GIVEN PROBLEM — Find the lines with the string "sent" and return them.

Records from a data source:
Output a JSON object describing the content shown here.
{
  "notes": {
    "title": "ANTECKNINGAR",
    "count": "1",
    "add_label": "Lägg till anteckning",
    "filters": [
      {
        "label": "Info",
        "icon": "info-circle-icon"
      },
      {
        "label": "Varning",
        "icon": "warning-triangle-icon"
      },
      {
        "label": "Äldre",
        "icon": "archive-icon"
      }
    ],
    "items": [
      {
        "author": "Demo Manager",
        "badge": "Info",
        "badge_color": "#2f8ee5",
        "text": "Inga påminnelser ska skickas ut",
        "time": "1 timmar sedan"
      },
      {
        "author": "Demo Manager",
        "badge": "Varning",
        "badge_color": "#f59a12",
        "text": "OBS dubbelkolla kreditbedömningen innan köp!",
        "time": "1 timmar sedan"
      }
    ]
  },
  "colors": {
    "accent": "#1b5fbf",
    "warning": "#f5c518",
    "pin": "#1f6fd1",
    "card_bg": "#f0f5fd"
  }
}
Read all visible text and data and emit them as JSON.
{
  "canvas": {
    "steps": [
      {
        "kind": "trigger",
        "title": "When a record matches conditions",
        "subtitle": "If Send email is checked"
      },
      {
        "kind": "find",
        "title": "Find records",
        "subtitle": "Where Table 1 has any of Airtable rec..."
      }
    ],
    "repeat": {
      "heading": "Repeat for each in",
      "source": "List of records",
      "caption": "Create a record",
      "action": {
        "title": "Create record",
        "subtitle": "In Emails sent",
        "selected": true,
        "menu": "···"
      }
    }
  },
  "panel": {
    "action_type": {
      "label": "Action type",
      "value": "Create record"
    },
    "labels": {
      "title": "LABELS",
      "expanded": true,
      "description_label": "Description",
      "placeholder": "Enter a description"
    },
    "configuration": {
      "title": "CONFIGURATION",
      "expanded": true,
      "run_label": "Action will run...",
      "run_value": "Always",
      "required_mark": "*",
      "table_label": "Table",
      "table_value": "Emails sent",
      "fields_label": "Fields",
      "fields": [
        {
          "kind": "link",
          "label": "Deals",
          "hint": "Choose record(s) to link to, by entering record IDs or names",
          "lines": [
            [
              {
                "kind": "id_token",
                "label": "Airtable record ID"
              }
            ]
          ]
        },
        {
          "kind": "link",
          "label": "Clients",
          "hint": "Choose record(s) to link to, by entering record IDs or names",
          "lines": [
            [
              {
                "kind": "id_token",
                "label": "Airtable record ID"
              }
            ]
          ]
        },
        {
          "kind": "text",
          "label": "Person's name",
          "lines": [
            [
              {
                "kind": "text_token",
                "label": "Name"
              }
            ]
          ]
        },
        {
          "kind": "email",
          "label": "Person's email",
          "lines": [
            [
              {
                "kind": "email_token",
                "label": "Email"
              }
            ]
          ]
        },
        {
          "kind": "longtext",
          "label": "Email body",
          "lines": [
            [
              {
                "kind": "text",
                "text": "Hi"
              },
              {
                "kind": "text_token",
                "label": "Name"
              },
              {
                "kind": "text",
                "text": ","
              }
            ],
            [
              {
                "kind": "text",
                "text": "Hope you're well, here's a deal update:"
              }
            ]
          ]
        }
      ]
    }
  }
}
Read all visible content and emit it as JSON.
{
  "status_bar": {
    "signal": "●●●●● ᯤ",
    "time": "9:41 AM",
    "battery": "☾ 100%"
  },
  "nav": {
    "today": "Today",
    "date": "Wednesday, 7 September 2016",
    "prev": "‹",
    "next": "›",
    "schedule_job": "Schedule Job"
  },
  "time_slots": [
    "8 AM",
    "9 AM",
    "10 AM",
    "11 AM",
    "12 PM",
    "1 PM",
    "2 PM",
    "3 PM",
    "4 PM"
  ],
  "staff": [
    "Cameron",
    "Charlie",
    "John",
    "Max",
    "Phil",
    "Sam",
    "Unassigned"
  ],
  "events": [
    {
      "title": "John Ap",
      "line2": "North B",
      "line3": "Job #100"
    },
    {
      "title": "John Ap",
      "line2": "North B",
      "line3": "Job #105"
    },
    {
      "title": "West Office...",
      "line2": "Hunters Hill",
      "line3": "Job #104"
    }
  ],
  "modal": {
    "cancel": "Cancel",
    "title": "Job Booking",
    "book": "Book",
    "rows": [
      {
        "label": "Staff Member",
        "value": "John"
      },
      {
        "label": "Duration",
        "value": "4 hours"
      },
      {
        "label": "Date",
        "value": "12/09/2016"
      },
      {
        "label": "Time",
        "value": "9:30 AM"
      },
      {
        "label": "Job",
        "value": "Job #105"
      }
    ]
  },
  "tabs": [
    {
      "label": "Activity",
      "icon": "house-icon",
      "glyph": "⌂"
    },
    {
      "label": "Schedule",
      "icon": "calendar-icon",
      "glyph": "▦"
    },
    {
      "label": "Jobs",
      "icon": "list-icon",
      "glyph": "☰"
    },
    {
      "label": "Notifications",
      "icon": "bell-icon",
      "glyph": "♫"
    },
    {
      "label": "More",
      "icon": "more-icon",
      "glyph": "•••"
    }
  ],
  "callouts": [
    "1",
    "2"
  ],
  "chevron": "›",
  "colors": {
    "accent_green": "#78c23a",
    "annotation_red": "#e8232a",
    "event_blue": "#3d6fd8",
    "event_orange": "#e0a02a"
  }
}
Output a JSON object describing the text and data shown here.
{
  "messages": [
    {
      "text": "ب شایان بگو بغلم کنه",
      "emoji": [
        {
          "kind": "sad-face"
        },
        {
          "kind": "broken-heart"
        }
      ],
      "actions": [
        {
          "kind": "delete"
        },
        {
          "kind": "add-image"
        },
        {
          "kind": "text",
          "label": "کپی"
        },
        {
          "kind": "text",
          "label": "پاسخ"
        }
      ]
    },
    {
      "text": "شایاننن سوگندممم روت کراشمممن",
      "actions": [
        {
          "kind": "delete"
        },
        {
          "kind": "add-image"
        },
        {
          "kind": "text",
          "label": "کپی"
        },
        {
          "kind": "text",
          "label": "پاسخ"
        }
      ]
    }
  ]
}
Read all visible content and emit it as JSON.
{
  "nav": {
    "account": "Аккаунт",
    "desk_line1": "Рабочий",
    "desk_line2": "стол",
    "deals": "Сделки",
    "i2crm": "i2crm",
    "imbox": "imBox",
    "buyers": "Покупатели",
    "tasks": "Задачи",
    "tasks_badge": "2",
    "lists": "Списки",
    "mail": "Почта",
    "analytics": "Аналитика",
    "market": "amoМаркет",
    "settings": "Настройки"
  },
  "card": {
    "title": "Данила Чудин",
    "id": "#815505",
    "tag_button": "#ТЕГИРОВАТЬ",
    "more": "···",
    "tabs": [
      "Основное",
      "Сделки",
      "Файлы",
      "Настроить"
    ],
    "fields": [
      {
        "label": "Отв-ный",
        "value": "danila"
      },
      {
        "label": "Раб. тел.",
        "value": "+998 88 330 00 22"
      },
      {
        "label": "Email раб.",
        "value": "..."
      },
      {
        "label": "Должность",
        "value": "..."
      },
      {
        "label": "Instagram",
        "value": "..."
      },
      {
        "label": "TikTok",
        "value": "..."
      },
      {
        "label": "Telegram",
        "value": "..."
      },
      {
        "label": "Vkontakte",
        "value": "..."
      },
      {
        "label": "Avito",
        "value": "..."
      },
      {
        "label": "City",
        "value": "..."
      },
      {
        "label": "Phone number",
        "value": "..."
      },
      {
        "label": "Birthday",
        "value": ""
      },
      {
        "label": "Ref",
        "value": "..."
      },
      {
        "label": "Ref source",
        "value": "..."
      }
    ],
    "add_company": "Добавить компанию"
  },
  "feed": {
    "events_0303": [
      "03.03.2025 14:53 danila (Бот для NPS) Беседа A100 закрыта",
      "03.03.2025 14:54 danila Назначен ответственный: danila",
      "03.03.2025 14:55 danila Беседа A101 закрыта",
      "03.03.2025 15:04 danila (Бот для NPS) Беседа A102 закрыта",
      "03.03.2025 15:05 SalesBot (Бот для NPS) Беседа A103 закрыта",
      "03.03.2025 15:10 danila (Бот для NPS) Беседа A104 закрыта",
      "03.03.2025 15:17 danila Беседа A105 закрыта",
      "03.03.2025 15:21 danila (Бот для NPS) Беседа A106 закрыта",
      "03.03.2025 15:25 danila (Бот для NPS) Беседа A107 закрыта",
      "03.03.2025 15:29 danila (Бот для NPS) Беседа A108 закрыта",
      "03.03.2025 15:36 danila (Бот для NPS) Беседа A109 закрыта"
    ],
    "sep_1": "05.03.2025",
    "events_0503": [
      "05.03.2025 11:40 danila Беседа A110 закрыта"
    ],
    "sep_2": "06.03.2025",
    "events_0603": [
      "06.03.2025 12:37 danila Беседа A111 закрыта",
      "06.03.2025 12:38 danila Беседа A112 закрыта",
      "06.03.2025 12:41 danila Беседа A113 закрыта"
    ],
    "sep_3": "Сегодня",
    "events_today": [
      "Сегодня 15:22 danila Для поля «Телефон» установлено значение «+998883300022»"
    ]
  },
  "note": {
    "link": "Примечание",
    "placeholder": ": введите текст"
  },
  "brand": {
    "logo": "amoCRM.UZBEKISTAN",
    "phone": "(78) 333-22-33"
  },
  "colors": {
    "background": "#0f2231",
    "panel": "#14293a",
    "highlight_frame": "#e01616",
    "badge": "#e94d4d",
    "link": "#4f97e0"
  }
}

COMPLETED EXERCISE —
        "subtitle": "In Emails sent",
      "table_value": "Emails sent",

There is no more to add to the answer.